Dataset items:
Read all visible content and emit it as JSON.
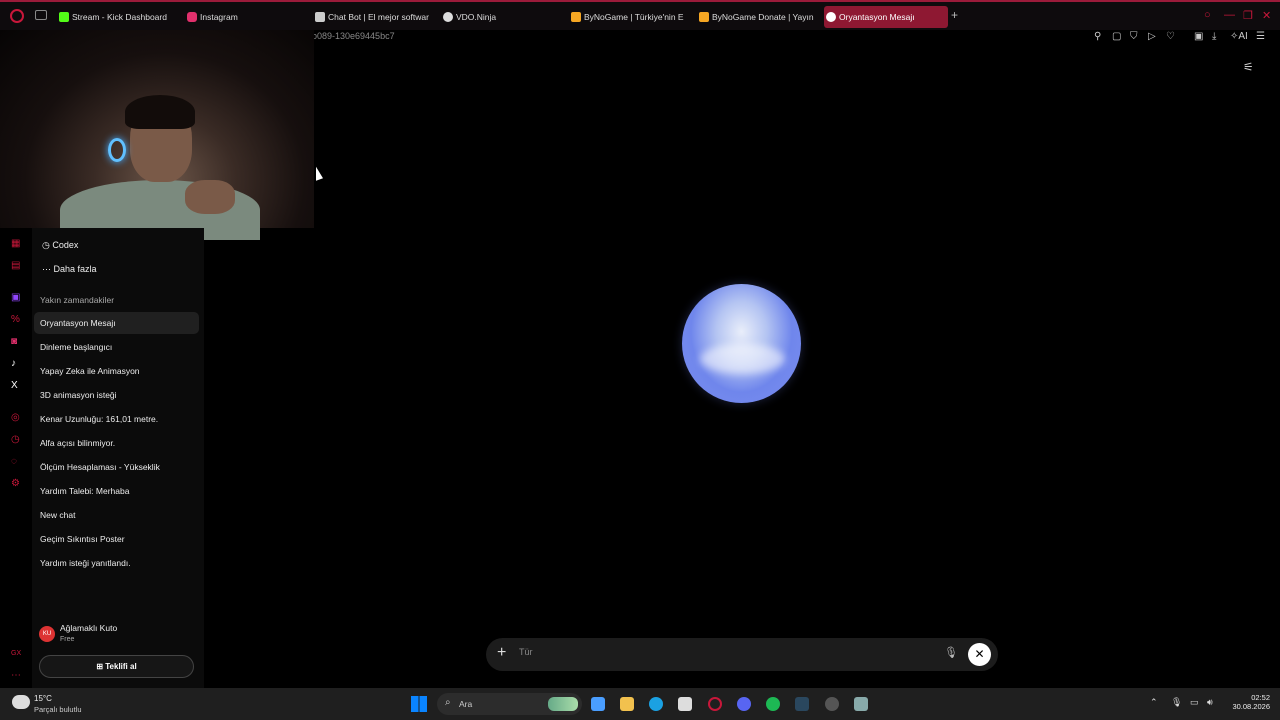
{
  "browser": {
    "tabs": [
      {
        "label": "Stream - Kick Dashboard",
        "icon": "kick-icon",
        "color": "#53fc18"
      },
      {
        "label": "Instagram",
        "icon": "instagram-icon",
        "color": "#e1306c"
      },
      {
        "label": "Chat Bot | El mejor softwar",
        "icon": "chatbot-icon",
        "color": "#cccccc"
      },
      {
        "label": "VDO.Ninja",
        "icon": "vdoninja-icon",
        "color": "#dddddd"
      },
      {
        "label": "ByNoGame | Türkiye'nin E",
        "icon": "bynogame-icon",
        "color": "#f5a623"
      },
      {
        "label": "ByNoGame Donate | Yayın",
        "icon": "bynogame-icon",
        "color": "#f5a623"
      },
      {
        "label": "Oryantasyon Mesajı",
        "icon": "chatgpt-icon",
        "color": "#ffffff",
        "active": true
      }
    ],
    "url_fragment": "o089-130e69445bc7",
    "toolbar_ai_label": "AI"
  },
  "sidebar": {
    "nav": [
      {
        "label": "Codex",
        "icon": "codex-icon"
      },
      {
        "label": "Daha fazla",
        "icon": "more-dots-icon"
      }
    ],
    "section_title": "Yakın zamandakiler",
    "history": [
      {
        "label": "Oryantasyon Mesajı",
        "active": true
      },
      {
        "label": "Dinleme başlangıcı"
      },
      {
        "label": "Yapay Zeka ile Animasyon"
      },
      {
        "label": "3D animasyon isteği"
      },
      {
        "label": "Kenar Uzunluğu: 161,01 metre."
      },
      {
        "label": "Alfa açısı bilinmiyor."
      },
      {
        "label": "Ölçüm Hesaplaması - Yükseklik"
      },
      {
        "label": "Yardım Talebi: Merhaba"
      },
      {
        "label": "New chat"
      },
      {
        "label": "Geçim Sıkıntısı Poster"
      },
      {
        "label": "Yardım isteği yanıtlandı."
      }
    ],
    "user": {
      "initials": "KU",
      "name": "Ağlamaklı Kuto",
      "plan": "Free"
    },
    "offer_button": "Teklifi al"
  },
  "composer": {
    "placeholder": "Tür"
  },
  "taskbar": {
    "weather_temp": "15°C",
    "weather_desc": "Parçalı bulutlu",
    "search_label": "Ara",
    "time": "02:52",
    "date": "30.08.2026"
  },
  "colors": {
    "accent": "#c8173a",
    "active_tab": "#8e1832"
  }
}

==

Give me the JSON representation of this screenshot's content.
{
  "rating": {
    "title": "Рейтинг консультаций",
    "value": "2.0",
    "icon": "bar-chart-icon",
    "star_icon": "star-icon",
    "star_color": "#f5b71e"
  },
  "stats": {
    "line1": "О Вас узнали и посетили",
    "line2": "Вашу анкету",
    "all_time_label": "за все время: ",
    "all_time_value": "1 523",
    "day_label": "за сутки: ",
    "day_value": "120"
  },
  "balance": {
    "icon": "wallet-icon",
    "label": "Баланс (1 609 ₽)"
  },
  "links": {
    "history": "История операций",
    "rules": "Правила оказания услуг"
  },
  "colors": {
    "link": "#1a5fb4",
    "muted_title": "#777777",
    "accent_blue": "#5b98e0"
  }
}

WHAT THE EXERCISE ASKS: Pick out every line of the listing containing the word "isteği", and show those lines.

TASK ANSWER:
        "label": "3D animasyon isteği"
        "label": "Yardım isteği yanıtlandı."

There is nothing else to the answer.